Source document:
☆ ☆ ☆ ☆ ☆ ☆ ☆

The latest current release is v3.2, which was released on 28 July 2023.

==Philosophy==

While aiming to adhere to COBOL standards, including the COBOL 2014 specification and features commonly found in existing compilers, the developers do not assert any formal level of standards conformance. Nevertheless, the 2.2 (released September 2017) successfully passes 9,688 out of 9,708 tests (99.79%) from the NIST test suite, with 20 tests excluded.

The latest stable release, version 3.2, was released in July 2023.

GnuCOBOL translates a COBOL program (source code) into a C program. The C program can then be compiled into machine-executable object code or into a library where other programs can call (link to) it. On UNIX and similar operating systems (such as Linux), the GNU C compiler is used for this process. On Windows, the C compiler provided by Microsoft's Visual Studio software package is typically used; earlier versions also supported the now-discontinued Visual Studio Express editions.

Although the two-step compilation process is typically performed with a single command, an option is available to halt the process after the C code has been generated.

==Documentation==
From 2002 until 2012, the official home of the development team was the opencobol.org website, which served as the primary source of upstream development information. However, more recent developments have shifted to a SourceForge project space under GnuCOBOL.

☆ ☆ ☆ ☆ ☆ ☆ ☆

What the task asks:
From the GnuCOBOL text above, extract verbatim the part that begins with the words "While aiming to" and ends with "20 tests excluded.".

☆ ☆ ☆ ☆ ☆ ☆ ☆

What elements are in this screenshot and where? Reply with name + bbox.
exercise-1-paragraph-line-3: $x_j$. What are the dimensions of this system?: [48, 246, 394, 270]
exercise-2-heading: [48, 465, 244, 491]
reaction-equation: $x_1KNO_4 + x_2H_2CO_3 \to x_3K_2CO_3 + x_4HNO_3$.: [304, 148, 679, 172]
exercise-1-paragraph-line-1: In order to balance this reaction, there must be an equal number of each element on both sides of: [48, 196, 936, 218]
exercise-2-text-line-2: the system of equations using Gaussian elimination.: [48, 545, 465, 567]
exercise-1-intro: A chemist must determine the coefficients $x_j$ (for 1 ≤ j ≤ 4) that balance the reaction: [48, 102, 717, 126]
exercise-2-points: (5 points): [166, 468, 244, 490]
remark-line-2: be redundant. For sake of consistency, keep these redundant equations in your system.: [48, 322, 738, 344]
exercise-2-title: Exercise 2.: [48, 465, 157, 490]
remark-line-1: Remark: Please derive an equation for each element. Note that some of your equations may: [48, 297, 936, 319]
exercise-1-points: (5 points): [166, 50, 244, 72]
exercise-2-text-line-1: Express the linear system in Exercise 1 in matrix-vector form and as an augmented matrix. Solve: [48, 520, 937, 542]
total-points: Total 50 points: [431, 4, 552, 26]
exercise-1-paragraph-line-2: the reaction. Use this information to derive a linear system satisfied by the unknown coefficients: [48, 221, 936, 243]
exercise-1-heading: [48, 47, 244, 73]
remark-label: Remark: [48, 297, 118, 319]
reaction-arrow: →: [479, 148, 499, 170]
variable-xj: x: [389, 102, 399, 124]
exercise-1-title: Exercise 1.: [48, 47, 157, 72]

☆ ☆ ☆ ☆ ☆ ☆ ☆

Task result:
While aiming to adhere to COBOL standards, including the COBOL 2014 specification and features commonly found in existing compilers, the developers do not assert any formal level of standards conformance. Nevertheless, the 2.2 (released September 2017) successfully passes 9,688 out of 9,708 tests (99.79%) from the NIST test suite, with 20 tests excluded.